**Do this:** Copy out each line of the material below that holds the string "source".

----- Input for this task

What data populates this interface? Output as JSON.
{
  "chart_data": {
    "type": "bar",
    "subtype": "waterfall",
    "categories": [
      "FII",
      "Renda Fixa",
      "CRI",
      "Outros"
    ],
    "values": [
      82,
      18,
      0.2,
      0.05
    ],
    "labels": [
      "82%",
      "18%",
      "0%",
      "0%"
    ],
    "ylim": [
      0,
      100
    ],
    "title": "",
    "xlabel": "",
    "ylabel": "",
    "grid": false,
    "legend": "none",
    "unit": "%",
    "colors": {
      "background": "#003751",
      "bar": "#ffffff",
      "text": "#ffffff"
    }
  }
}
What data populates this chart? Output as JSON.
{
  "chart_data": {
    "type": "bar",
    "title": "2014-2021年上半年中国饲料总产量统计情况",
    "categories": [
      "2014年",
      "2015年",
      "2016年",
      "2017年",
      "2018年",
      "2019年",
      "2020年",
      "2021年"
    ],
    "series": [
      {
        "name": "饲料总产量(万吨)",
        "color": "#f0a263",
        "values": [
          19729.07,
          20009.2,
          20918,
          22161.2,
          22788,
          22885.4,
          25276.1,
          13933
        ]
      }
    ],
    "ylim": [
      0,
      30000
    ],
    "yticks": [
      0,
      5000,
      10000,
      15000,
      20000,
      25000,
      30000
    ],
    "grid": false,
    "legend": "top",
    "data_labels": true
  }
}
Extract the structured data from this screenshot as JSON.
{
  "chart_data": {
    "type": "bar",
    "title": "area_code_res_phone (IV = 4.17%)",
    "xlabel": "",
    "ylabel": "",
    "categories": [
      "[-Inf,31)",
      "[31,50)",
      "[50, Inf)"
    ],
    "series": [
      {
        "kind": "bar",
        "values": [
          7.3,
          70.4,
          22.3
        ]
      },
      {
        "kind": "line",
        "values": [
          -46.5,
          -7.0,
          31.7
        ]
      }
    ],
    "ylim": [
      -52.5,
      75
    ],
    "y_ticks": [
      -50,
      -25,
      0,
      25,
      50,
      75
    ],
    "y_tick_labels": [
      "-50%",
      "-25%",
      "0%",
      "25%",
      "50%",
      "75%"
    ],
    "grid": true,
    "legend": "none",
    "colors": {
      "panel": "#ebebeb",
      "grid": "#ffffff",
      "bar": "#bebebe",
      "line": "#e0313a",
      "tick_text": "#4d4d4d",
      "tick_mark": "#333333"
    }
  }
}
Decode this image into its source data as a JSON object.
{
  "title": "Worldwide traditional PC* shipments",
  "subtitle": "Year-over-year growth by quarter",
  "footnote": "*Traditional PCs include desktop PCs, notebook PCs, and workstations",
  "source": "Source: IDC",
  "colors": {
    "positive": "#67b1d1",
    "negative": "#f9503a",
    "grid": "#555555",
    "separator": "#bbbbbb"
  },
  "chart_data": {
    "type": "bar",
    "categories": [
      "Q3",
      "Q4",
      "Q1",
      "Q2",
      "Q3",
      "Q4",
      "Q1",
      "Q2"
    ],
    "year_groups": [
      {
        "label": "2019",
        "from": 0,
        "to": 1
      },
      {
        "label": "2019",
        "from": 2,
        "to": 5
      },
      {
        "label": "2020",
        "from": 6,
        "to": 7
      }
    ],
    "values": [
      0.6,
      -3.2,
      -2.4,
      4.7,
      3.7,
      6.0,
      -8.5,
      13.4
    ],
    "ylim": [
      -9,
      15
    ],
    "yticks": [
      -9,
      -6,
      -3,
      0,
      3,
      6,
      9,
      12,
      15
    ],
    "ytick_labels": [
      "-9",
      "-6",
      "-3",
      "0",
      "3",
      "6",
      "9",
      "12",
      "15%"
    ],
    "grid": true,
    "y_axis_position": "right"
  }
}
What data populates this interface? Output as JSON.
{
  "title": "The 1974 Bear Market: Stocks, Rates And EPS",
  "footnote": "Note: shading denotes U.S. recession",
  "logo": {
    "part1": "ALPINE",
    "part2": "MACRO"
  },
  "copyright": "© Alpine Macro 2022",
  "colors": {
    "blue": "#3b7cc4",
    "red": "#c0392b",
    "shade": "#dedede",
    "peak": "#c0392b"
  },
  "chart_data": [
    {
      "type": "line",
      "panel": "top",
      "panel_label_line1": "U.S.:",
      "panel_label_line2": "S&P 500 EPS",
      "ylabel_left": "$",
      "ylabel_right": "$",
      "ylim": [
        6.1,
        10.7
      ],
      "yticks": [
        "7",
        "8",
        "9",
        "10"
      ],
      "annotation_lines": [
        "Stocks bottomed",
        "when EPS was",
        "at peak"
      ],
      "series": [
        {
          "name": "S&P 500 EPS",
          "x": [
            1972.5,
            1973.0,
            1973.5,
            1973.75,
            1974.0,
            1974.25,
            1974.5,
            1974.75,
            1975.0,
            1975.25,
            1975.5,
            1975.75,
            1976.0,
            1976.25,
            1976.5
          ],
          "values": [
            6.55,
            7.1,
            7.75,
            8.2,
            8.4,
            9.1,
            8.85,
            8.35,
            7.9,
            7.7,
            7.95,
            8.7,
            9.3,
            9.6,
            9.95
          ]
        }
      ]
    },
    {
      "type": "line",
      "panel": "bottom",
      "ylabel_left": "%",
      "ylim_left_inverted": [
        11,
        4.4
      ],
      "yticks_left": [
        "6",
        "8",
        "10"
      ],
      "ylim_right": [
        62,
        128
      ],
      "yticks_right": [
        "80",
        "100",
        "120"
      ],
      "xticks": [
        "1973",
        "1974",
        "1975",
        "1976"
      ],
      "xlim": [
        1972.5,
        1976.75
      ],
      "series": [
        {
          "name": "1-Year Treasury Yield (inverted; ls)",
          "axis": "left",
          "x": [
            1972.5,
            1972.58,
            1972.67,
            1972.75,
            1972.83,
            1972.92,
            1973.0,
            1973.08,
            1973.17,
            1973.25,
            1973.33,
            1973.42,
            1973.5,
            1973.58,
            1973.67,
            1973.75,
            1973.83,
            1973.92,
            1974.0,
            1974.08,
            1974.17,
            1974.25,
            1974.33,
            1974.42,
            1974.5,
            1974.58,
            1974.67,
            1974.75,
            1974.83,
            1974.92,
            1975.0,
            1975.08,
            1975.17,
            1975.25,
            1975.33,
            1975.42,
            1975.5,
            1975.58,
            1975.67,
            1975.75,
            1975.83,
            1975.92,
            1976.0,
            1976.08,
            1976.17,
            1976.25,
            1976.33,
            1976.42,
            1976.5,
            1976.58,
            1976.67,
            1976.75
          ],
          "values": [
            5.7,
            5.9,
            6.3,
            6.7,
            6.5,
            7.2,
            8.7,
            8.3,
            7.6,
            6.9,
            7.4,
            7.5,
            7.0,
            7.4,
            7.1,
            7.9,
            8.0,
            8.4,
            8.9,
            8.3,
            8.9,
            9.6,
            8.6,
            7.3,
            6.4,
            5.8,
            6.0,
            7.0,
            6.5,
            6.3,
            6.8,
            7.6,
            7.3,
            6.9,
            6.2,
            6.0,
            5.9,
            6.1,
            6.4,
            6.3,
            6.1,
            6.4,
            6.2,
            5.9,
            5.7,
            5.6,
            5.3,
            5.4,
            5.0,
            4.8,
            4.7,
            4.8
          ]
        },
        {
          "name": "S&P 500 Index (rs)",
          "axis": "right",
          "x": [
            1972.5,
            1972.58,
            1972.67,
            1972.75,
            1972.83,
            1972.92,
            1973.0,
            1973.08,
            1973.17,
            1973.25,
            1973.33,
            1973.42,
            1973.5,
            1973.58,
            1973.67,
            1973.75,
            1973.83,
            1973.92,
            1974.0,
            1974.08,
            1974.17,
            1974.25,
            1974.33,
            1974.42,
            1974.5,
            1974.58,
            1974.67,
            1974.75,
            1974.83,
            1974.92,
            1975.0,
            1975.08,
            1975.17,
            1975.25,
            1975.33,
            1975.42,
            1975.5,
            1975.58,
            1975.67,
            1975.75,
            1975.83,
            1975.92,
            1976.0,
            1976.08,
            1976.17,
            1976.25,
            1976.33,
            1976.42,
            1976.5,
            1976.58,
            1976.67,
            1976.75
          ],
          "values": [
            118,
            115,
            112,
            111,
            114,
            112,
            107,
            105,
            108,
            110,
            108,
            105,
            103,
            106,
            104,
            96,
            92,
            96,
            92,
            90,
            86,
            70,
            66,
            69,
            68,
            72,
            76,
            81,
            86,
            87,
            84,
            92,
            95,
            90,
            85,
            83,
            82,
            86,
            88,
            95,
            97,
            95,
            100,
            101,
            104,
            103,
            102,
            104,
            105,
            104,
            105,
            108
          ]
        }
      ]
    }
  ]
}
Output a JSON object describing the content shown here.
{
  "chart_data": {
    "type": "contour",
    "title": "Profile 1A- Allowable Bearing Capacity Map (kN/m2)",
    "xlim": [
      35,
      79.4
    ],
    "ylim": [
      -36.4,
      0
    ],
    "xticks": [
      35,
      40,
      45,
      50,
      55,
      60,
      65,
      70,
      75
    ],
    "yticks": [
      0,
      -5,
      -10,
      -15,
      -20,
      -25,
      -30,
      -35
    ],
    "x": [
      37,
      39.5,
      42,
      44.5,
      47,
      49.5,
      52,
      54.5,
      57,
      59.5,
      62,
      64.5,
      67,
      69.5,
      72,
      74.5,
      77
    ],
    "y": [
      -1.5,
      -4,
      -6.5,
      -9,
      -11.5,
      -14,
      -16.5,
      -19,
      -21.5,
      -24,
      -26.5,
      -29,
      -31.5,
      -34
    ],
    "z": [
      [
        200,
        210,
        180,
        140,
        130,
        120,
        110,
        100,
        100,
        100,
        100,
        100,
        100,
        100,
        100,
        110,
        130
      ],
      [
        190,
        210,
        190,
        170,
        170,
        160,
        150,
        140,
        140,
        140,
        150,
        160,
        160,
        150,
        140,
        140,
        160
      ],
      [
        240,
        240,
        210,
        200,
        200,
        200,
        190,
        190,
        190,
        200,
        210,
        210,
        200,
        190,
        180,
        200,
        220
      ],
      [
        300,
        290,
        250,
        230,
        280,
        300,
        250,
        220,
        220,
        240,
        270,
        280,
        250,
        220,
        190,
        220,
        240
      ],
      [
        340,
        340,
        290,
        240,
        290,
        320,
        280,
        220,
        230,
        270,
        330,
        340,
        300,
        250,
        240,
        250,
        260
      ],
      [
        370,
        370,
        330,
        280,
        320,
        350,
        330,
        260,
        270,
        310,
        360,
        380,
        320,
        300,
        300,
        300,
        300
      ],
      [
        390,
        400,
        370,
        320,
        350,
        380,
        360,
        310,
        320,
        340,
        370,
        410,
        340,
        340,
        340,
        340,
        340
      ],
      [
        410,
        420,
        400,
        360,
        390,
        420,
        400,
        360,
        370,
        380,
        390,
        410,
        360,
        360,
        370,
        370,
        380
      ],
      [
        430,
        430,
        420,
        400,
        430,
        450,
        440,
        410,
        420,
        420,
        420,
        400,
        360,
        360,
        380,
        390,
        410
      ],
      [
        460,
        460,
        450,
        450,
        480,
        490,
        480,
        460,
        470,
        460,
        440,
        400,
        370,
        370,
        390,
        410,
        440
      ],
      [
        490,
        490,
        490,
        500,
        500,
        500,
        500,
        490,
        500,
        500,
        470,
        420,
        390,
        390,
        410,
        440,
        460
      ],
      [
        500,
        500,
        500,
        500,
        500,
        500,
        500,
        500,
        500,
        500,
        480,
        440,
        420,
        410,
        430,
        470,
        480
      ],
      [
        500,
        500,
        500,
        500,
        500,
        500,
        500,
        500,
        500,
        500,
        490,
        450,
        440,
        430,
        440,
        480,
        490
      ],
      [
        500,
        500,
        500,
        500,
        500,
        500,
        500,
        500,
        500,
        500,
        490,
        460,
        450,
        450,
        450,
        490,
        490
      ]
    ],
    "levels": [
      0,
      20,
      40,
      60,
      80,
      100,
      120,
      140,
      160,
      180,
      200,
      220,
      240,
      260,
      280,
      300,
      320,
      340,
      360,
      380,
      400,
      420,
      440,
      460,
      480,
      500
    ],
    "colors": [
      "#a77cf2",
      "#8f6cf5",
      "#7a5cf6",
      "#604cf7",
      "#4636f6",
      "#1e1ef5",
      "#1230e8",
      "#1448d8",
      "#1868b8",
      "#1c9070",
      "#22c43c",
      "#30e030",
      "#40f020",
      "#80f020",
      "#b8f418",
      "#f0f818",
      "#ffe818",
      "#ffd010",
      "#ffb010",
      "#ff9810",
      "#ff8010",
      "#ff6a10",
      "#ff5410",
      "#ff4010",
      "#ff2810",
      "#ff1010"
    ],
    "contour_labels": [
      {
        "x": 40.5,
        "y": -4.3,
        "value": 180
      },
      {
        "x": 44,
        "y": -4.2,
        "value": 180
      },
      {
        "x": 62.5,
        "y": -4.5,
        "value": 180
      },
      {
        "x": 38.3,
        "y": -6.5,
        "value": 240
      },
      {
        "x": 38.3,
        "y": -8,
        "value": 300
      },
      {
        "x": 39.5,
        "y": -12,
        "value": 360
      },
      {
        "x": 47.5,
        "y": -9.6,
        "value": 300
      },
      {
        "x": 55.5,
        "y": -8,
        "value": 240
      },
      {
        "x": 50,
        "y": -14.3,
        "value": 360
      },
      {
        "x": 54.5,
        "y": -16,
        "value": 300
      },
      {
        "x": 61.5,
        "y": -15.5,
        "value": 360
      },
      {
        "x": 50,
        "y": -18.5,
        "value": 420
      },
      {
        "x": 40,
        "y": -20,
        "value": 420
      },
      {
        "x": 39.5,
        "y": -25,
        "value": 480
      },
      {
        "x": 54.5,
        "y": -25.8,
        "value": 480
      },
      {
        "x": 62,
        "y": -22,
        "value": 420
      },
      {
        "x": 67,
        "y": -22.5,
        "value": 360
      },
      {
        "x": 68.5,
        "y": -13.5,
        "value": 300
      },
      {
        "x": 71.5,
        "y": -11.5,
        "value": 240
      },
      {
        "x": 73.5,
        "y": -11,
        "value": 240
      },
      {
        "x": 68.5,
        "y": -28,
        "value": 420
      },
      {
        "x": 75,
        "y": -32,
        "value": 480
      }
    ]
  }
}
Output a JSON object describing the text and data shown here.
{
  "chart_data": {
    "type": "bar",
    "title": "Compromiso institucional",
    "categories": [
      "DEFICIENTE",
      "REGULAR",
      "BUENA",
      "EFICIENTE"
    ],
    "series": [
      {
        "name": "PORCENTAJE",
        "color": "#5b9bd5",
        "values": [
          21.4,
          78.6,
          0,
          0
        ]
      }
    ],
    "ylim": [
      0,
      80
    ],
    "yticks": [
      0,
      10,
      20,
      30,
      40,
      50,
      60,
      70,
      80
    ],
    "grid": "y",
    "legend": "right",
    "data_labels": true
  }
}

----------

**Exercise output:**
Decode this image into its source data as a JSON object.
  "source": "Source: IDC",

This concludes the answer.